[Collected data]
-- BEGIN --

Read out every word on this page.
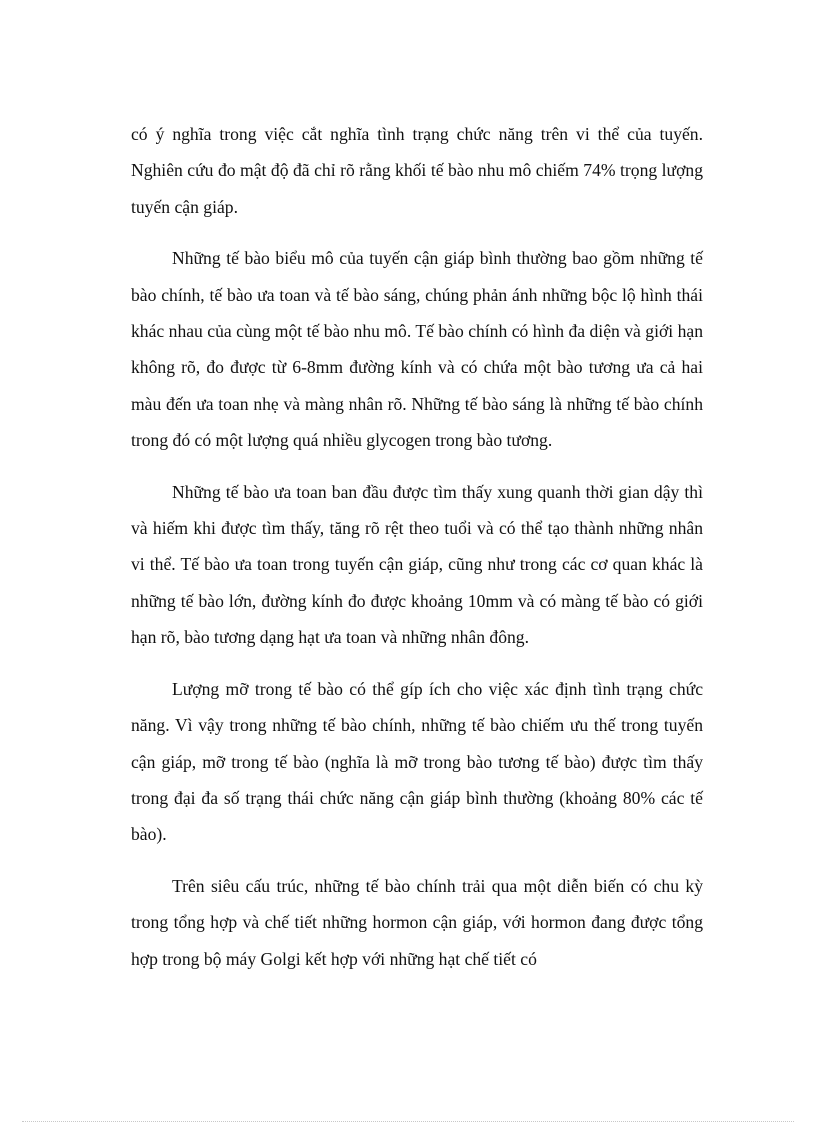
có ý nghĩa trong việc cắt nghĩa tình trạng chức năng trên vi thể của tuyến. Nghiên cứu đo mật độ đã chỉ rõ rằng khối tế bào nhu mô chiếm 74% trọng lượng tuyến cận giáp.

Những tế bào biểu mô của tuyến cận giáp bình thường bao gồm những tế bào chính, tế bào ưa toan và tế bào sáng, chúng phản ánh những bộc lộ hình thái khác nhau của cùng một tế bào nhu mô. Tế bào chính có hình đa diện và giới hạn không rõ, đo được từ 6-8mm đường kính và có chứa một bào tương ưa cả hai màu đến ưa toan nhẹ và màng nhân rõ. Những tế bào sáng là những tế bào chính trong đó có một lượng quá nhiều glycogen trong bào tương.

Những tế bào ưa toan ban đầu được tìm thấy xung quanh thời gian dậy thì và hiếm khi được tìm thấy, tăng rõ rệt theo tuổi và có thể tạo thành những nhân vi thể. Tế bào ưa toan trong tuyến cận giáp, cũng như trong các cơ quan khác là những tế bào lớn, đường kính đo được khoảng 10mm và có màng tế bào có giới hạn rõ, bào tương dạng hạt ưa toan và những nhân đông.

Lượng mỡ trong tế bào có thể gíp ích cho việc xác định tình trạng chức năng. Vì vậy trong những tế bào chính, những tế bào chiếm ưu thế trong tuyến cận giáp, mỡ trong tế bào (nghĩa là mỡ trong bào tương tế bào) được tìm thấy trong đại đa số trạng thái chức năng cận giáp bình thường (khoảng 80% các tế bào).

Trên siêu cấu trúc, những tế bào chính trải qua một diễn biến có chu kỳ trong tổng hợp và chế tiết những hormon cận giáp, với hormon đang được tổng hợp trong bộ máy Golgi kết hợp với những hạt chế tiết có
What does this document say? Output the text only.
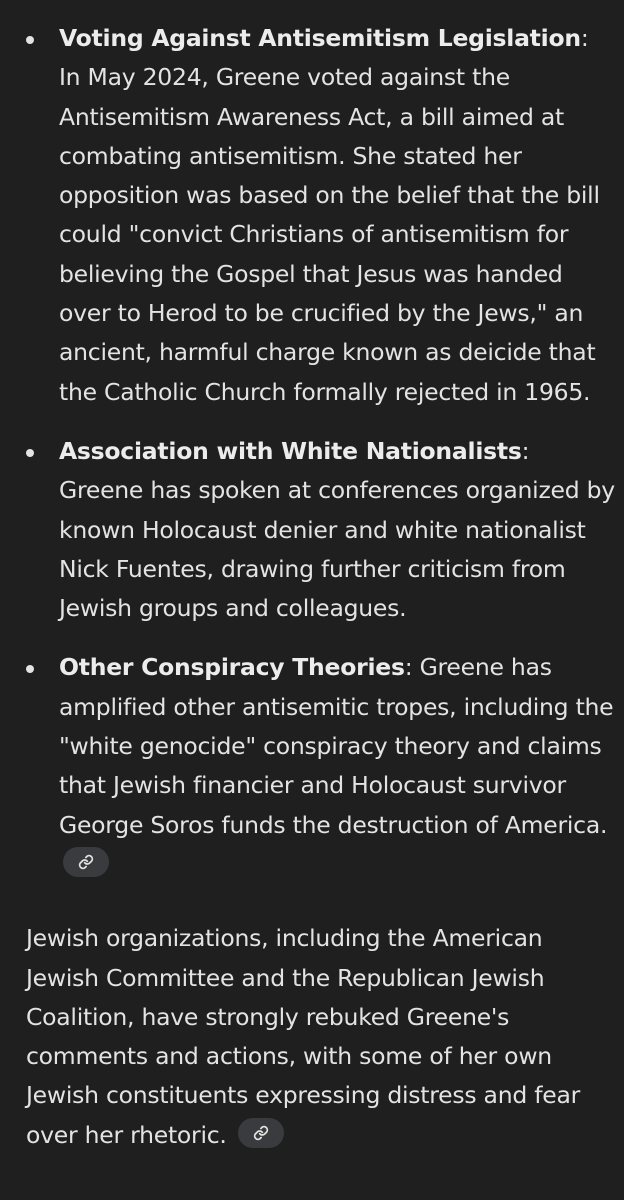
Voting Against Antisemitism Legislation: In May 2024, Greene voted against the Antisemitism Awareness Act, a bill aimed at combating antisemitism. She stated her opposition was based on the belief that the bill could "convict Christians of antisemitism for believing the Gospel that Jesus was handed over to Herod to be crucified by the Jews," an ancient, harmful charge known as deicide that the Catholic Church formally rejected in 1965.
Association with White Nationalists: Greene has spoken at conferences organized by known Holocaust denier and white nationalist Nick Fuentes, drawing further criticism from Jewish groups and colleagues.
Other Conspiracy Theories: Greene has amplified other antisemitic tropes, including the "white genocide" conspiracy theory and claims that Jewish financier and Holocaust survivor George Soros funds the destruction of America.

Jewish organizations, including the American Jewish Committee and the Republican Jewish Coalition, have strongly rebuked Greene's comments and actions, with some of her own Jewish constituents expressing distress and fear over her rhetoric.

-- END --

What is expected:
All lines holding the word "including" should be picked out and copied.

Full solution:
Other Conspiracy Theories: Greene has amplified other antisemitic tropes, including the "white genocide" conspiracy theory and claims that Jewish financier and Holocaust survivor George Soros funds the destruction of America.
Jewish organizations, including the American Jewish Committee and the Republican Jewish Coalition, have strongly rebuked Greene's comments and actions, with some of her own Jewish constituents expressing distress and fear over her rhetoric.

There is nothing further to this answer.